* begin DATASET RECORDS *
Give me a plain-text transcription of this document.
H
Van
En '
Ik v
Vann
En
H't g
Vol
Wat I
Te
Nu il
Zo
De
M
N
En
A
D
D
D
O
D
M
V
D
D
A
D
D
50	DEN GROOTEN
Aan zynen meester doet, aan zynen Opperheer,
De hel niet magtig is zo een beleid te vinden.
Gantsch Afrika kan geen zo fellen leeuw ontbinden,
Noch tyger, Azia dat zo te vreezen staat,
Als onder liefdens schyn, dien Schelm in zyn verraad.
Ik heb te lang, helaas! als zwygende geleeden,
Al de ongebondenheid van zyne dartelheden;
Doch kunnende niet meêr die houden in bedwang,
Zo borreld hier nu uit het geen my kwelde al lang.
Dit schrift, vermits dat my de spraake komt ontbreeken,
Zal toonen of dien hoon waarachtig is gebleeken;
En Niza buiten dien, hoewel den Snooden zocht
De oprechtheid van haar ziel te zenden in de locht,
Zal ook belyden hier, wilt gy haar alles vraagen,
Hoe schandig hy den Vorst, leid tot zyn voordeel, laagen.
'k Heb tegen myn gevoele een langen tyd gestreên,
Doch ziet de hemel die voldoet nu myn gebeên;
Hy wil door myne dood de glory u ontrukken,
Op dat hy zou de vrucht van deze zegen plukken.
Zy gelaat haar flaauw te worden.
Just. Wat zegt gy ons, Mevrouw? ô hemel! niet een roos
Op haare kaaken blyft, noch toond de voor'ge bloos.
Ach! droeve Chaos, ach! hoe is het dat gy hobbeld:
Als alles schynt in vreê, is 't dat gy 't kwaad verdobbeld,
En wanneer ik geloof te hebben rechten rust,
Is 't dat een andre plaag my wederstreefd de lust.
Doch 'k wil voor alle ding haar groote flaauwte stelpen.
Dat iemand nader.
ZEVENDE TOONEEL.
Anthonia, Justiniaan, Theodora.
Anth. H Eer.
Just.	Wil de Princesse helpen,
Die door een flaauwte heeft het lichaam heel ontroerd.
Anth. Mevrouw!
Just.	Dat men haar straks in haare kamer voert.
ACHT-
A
* end DATASET RECORDS *
INSTRUCTION => Wherever the word "Doch" occurs in a line of the listing, copy that line.

EXERCISE RESULT =>
Doch kunnende niet meêr die houden in bedwang,
Doch ziet de hemel die voldoet nu myn gebeên;
Doch 'k wil voor alle ding haar groote flaauwte stelpen.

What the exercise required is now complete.